- **Stated task**: How many lines in the listing below include the word "name"? Reply with the count alone.

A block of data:

━━━━━━━━━━━━━━━━━━━━

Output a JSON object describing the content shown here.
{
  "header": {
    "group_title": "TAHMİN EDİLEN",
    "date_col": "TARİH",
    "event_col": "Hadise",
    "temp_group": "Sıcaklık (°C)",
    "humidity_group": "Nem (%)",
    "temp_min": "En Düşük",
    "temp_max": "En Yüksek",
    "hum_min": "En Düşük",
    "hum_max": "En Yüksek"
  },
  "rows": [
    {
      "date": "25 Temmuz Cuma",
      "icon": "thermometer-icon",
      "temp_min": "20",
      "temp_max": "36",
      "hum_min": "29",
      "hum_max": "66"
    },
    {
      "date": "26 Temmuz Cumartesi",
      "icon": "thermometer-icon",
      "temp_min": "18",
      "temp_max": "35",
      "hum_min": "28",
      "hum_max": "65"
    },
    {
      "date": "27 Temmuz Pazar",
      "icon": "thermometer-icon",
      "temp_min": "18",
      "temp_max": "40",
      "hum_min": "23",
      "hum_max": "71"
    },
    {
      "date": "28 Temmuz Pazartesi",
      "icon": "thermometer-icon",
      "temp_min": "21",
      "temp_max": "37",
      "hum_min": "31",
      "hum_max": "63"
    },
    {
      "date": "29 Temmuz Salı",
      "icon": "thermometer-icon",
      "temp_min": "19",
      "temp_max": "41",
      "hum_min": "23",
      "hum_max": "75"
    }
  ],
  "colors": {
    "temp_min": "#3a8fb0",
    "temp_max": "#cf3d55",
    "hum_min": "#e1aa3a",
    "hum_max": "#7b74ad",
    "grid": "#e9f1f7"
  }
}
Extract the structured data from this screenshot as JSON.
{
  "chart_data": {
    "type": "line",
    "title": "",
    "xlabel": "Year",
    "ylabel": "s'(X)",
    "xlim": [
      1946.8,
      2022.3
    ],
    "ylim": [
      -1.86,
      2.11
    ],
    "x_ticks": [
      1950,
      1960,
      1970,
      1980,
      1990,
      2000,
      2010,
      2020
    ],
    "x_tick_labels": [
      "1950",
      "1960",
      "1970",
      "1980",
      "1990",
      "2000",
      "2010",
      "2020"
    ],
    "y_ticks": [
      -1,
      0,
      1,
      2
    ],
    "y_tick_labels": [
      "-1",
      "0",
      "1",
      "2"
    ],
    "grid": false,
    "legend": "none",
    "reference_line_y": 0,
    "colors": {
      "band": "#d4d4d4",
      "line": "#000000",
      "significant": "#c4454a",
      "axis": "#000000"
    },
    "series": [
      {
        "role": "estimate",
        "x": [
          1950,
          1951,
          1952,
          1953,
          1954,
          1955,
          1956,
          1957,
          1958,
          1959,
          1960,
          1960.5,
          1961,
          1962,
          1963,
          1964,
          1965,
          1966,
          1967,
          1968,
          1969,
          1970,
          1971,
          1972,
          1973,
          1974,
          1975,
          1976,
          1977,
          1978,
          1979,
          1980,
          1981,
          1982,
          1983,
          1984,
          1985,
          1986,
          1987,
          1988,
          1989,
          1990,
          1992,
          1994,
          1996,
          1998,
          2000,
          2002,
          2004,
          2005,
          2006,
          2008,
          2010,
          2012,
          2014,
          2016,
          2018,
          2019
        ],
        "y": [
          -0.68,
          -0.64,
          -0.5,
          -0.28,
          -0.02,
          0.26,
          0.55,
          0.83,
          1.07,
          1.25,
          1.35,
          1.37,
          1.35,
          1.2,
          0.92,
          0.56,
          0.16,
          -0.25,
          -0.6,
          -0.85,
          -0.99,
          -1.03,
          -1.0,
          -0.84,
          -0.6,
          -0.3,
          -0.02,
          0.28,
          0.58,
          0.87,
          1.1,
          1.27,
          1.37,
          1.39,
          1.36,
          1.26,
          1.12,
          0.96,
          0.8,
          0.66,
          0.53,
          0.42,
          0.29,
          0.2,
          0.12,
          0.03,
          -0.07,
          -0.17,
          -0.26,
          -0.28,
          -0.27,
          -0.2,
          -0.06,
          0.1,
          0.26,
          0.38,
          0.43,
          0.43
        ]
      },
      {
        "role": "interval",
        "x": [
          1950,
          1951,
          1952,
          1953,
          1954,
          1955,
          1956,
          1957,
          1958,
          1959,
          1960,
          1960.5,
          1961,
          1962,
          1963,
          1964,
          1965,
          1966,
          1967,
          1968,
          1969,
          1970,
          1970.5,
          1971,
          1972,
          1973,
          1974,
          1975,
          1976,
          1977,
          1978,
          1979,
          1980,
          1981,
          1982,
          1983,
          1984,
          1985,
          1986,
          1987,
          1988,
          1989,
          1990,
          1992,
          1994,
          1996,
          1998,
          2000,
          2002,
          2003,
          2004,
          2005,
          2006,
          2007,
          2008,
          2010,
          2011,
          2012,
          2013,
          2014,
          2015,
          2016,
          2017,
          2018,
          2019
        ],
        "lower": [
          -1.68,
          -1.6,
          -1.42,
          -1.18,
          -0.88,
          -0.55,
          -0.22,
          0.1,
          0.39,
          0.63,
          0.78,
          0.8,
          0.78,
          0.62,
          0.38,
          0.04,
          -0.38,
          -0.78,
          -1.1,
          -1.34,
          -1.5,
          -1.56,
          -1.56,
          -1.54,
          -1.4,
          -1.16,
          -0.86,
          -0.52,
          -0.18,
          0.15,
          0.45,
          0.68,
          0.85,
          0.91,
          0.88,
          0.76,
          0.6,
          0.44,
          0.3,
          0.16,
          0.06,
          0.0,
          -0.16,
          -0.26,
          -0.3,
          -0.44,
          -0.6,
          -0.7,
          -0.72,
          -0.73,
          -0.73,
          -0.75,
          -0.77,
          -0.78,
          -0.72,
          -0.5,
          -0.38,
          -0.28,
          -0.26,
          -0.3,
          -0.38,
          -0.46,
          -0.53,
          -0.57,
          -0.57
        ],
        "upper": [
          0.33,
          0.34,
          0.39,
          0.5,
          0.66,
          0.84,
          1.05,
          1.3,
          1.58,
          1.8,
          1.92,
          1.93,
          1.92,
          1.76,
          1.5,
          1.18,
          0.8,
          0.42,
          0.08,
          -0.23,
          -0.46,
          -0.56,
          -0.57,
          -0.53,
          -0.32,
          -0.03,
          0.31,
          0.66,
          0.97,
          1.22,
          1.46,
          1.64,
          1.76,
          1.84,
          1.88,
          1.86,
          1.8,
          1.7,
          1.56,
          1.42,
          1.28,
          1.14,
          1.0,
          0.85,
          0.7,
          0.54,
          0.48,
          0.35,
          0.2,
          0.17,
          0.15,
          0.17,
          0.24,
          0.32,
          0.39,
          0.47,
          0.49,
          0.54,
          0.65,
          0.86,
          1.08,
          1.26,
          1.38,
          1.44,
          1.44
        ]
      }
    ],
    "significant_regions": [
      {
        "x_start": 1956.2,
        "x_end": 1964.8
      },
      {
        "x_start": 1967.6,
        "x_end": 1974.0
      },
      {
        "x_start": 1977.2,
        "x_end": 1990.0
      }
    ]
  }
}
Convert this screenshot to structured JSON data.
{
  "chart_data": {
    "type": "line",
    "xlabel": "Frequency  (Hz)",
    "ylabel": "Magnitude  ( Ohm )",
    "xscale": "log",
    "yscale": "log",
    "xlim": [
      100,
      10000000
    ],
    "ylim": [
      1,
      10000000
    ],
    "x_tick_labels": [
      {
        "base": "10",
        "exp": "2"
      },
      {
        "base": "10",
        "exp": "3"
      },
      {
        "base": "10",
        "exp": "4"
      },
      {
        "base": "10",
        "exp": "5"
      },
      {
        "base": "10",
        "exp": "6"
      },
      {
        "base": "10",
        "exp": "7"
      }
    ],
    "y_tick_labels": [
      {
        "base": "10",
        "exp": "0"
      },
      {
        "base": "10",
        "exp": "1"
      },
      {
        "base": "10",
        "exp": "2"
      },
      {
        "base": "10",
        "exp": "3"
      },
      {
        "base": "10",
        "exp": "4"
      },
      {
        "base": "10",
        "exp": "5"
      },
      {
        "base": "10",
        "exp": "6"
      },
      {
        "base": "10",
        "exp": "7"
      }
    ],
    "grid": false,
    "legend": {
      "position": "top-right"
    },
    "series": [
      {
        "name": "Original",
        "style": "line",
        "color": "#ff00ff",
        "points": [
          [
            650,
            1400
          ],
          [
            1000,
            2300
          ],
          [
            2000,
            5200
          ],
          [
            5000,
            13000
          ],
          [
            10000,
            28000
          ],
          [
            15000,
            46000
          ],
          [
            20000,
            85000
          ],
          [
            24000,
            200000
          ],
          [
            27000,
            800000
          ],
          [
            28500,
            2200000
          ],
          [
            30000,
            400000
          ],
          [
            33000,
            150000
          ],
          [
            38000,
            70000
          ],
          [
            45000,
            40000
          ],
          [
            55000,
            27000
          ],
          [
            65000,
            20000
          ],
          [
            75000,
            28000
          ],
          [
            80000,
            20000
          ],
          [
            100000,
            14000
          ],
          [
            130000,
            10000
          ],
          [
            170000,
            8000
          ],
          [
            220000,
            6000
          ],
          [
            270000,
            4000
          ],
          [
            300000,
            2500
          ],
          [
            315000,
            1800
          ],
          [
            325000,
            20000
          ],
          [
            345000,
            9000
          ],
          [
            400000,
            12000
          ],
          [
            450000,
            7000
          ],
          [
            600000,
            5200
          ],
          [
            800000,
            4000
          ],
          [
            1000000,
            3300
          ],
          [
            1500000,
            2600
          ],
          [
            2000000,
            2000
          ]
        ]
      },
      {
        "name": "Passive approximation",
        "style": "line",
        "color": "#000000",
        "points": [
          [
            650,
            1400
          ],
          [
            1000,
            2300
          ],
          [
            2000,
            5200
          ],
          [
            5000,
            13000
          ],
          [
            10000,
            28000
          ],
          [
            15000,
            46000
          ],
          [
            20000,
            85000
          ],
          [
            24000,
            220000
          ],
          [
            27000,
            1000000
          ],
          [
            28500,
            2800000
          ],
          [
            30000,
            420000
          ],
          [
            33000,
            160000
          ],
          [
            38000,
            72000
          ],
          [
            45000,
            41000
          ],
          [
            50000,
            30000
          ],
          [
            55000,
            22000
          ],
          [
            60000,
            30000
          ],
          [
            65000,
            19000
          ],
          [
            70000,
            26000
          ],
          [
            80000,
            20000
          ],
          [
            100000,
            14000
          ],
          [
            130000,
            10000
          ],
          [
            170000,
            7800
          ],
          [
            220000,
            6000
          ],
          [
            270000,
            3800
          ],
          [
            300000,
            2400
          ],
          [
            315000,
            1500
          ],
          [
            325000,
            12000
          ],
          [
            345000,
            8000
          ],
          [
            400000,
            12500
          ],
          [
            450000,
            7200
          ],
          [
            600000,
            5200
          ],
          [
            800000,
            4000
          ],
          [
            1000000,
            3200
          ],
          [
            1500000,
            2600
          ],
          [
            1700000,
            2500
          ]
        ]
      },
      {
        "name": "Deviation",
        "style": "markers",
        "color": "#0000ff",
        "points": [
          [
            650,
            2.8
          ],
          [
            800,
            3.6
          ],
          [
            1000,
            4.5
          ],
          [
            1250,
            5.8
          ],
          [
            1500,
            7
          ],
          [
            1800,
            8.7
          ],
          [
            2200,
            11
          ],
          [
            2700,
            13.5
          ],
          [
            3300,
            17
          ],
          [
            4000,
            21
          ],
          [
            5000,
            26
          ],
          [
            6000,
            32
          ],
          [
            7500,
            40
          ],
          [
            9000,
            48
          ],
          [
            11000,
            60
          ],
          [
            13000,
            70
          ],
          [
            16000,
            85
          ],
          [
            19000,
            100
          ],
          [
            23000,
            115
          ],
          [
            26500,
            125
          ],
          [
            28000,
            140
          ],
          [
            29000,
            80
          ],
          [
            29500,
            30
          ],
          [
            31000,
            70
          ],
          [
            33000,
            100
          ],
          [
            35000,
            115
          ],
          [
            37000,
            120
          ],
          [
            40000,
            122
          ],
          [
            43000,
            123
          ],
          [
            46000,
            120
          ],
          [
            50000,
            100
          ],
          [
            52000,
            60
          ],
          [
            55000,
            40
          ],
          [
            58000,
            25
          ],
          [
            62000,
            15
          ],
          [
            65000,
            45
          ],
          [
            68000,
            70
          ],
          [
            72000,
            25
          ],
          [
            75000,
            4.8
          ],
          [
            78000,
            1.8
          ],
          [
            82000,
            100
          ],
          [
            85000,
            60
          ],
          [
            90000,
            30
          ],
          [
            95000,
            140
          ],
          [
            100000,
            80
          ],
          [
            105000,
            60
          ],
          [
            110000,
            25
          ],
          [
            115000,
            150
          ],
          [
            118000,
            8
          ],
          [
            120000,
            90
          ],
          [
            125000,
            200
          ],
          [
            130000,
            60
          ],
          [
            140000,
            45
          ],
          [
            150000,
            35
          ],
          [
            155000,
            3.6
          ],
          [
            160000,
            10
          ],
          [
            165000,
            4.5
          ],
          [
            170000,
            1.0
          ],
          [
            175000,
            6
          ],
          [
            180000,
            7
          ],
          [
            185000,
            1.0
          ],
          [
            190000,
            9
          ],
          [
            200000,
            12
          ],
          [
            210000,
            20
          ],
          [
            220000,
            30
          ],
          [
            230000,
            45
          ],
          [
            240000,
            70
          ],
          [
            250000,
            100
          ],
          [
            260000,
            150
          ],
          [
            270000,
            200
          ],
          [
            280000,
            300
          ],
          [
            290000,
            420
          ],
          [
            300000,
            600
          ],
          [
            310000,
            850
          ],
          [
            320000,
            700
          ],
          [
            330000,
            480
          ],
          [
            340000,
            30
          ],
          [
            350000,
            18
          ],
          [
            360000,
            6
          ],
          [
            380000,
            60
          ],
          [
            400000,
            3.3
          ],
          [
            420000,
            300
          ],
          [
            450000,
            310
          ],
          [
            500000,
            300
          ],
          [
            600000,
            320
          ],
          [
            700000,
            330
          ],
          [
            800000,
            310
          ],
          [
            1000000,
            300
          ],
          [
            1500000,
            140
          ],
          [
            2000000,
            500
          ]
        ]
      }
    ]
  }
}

━━━━━━━━━━━━━━━━━━━━

- **Task answer**: 3